## Set problem
Copy the records below line for line, leaving out the pictures.

═════ Records to process ═════

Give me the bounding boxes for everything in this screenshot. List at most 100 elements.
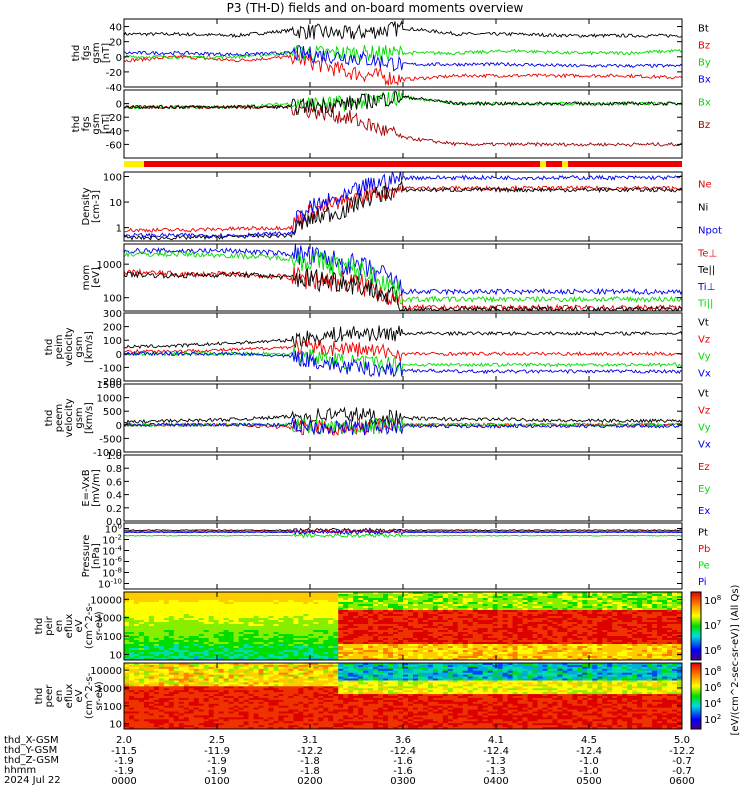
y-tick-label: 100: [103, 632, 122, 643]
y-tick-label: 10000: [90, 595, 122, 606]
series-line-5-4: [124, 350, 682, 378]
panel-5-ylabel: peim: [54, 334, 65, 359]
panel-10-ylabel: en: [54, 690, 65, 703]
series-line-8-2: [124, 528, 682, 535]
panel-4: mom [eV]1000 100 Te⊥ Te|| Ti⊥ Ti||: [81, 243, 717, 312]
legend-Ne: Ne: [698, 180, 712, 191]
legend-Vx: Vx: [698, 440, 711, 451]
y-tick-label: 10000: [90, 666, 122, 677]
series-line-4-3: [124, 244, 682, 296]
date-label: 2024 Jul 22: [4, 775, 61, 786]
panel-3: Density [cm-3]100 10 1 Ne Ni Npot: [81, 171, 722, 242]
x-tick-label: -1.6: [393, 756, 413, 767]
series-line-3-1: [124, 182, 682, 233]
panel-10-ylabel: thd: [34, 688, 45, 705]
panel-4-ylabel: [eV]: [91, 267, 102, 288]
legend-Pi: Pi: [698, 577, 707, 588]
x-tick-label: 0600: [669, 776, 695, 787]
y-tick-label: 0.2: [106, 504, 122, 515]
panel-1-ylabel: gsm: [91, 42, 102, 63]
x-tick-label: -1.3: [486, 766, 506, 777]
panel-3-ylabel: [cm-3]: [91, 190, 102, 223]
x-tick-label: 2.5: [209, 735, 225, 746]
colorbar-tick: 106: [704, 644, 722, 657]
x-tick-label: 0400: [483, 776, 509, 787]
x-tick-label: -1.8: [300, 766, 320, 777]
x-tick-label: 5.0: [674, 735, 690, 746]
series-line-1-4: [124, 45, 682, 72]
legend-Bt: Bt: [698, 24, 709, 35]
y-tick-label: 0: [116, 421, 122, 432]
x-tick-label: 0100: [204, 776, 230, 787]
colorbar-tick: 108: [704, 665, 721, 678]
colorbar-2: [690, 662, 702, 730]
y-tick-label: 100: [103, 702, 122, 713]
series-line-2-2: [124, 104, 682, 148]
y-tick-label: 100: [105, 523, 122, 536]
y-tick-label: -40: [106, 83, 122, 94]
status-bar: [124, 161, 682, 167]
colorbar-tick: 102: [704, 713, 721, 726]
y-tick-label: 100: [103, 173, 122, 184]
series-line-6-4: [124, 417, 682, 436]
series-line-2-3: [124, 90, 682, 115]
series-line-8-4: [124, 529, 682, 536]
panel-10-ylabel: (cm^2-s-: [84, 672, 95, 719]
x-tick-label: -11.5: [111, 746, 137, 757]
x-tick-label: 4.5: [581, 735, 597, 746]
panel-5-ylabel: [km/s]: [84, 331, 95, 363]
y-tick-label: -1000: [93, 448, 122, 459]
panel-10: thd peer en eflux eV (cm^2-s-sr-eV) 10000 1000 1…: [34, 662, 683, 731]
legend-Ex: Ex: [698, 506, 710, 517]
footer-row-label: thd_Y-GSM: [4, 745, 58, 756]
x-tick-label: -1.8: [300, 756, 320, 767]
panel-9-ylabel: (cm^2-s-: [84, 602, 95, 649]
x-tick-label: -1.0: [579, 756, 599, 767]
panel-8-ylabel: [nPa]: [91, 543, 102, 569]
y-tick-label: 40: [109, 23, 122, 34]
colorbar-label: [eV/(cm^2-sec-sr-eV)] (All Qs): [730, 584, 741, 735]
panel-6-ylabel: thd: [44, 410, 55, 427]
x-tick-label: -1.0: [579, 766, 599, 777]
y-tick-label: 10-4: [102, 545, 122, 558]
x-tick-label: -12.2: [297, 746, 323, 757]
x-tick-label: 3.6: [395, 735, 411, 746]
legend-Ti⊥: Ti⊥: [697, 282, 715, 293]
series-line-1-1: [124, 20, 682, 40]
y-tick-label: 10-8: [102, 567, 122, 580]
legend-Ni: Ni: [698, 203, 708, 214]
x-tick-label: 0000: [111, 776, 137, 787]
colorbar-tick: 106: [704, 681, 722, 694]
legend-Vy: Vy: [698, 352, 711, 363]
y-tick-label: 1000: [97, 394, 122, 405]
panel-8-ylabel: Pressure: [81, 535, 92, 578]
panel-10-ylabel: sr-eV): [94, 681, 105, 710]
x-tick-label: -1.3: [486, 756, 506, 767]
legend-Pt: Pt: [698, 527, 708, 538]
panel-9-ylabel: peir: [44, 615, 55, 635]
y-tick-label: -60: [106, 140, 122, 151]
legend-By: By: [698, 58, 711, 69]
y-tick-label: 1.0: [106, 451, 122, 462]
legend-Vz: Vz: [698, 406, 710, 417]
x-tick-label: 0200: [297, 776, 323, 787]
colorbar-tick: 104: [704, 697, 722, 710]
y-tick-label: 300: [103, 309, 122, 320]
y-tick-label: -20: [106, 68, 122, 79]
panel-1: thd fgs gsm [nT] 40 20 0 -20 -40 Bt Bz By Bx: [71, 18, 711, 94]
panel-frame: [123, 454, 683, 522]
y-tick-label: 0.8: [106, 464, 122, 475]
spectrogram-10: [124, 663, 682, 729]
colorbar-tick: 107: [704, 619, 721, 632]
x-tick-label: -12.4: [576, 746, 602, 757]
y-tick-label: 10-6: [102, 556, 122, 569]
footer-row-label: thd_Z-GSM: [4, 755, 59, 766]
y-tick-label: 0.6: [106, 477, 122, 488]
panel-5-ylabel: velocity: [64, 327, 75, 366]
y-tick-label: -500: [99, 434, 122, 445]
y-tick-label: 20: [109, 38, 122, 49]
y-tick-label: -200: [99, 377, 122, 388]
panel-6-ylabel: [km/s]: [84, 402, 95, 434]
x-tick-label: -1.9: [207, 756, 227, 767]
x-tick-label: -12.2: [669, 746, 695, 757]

═════

## Expected answer
Give me the bounding boxes for everything in this screenshot. List at most 100 elements.
y-tick-label: 100: [103, 632, 122, 643]
y-tick-label: 10000: [90, 595, 122, 606]
series-line-5-4: [124, 350, 682, 378]
panel-5-ylabel: peim: [54, 334, 65, 359]
panel-10-ylabel: en: [54, 690, 65, 703]
series-line-8-2: [124, 528, 682, 535]
panel-4: mom [eV]1000 100 Te⊥ Te|| Ti⊥ Ti||: [81, 243, 717, 312]
legend-Ne: Ne: [698, 180, 712, 191]
legend-Vx: Vx: [698, 440, 711, 451]
y-tick-label: 10000: [90, 666, 122, 677]
series-line-4-3: [124, 244, 682, 296]
date-label: 2024 Jul 22: [4, 775, 61, 786]
panel-3: Density [cm-3]100 10 1 Ne Ni Npot: [81, 171, 722, 242]
x-tick-label: -1.6: [393, 756, 413, 767]
series-line-3-1: [124, 182, 682, 233]
panel-10-ylabel: thd: [34, 688, 45, 705]
panel-4-ylabel: [eV]: [91, 267, 102, 288]
legend-Pi: Pi: [698, 577, 707, 588]
x-tick-label: 0600: [669, 776, 695, 787]
y-tick-label: 0.2: [106, 504, 122, 515]
panel-1-ylabel: gsm: [91, 42, 102, 63]
x-tick-label: -1.3: [486, 766, 506, 777]
panel-3-ylabel: [cm-3]: [91, 190, 102, 223]
x-tick-label: 2.5: [209, 735, 225, 746]
colorbar-tick: 106: [704, 644, 722, 657]
x-tick-label: 0400: [483, 776, 509, 787]
x-tick-label: -1.8: [300, 766, 320, 777]
x-tick-label: 5.0: [674, 735, 690, 746]
series-line-1-4: [124, 45, 682, 72]
legend-Bt: Bt: [698, 24, 709, 35]
y-tick-label: 0: [116, 421, 122, 432]
x-tick-label: 0100: [204, 776, 230, 787]
colorbar-tick: 108: [704, 665, 721, 678]
colorbar-2: [690, 662, 702, 730]
y-tick-label: 100: [103, 702, 122, 713]
series-line-2-2: [124, 104, 682, 148]
y-tick-label: 100: [105, 523, 122, 536]
y-tick-label: -40: [106, 83, 122, 94]
status-bar: [124, 161, 682, 167]
colorbar-tick: 102: [704, 713, 721, 726]
y-tick-label: 100: [103, 173, 122, 184]
series-line-6-4: [124, 417, 682, 436]
series-line-2-3: [124, 90, 682, 115]
series-line-8-4: [124, 529, 682, 536]
panel-10-ylabel: (cm^2-s-: [84, 672, 95, 719]
x-tick-label: -11.5: [111, 746, 137, 757]
x-tick-label: 4.5: [581, 735, 597, 746]
panel-5-ylabel: [km/s]: [84, 331, 95, 363]
y-tick-label: -1000: [93, 448, 122, 459]
panel-10: thd peer en eflux eV (cm^2-s-sr-eV) 10000 1000 1…: [34, 662, 683, 731]
legend-Ex: Ex: [698, 506, 710, 517]
footer-row-label: thd_Y-GSM: [4, 745, 58, 756]
x-tick-label: -1.8: [300, 756, 320, 767]
panel-9-ylabel: (cm^2-s-: [84, 602, 95, 649]
x-tick-label: -1.0: [579, 756, 599, 767]
panel-8-ylabel: [nPa]: [91, 543, 102, 569]
y-tick-label: 40: [109, 23, 122, 34]
colorbar-label: [eV/(cm^2-sec-sr-eV)] (All Qs): [730, 584, 741, 735]
panel-6-ylabel: thd: [44, 410, 55, 427]
x-tick-label: -1.0: [579, 766, 599, 777]
y-tick-label: 10-4: [102, 545, 122, 558]
x-tick-label: -12.2: [297, 746, 323, 757]
x-tick-label: 3.6: [395, 735, 411, 746]
legend-Ti⊥: Ti⊥: [697, 282, 715, 293]
series-line-1-1: [124, 20, 682, 40]
y-tick-label: 10-8: [102, 567, 122, 580]
legend-Ni: Ni: [698, 203, 708, 214]
x-tick-label: 0000: [111, 776, 137, 787]
colorbar-tick: 106: [704, 681, 722, 694]
legend-Vy: Vy: [698, 352, 711, 363]
y-tick-label: 1000: [97, 394, 122, 405]
panel-8-ylabel: Pressure: [81, 535, 92, 578]
panel-10-ylabel: sr-eV): [94, 681, 105, 710]
x-tick-label: -1.3: [486, 756, 506, 767]
legend-Pt: Pt: [698, 527, 708, 538]
panel-9-ylabel: peir: [44, 615, 55, 635]
y-tick-label: -60: [106, 140, 122, 151]
legend-By: By: [698, 58, 711, 69]
y-tick-label: 1.0: [106, 451, 122, 462]
legend-Vz: Vz: [698, 406, 710, 417]
x-tick-label: 0200: [297, 776, 323, 787]
colorbar-tick: 104: [704, 697, 722, 710]
y-tick-label: 300: [103, 309, 122, 320]
y-tick-label: -20: [106, 68, 122, 79]
panel-1: thd fgs gsm [nT] 40 20 0 -20 -40 Bt Bz By Bx: [71, 18, 711, 94]
panel-frame: [123, 454, 683, 522]
y-tick-label: 0.8: [106, 464, 122, 475]
spectrogram-10: [124, 663, 682, 729]
colorbar-tick: 107: [704, 619, 721, 632]
x-tick-label: -12.4: [576, 746, 602, 757]
y-tick-label: 10-6: [102, 556, 122, 569]
footer-row-label: thd_Z-GSM: [4, 755, 59, 766]
y-tick-label: 0.6: [106, 477, 122, 488]
panel-5-ylabel: velocity: [64, 327, 75, 366]
y-tick-label: -500: [99, 434, 122, 445]
y-tick-label: 20: [109, 38, 122, 49]
y-tick-label: -200: [99, 377, 122, 388]
panel-6-ylabel: [km/s]: [84, 402, 95, 434]
x-tick-label: -1.9: [207, 756, 227, 767]
x-tick-label: -12.2: [669, 746, 695, 757]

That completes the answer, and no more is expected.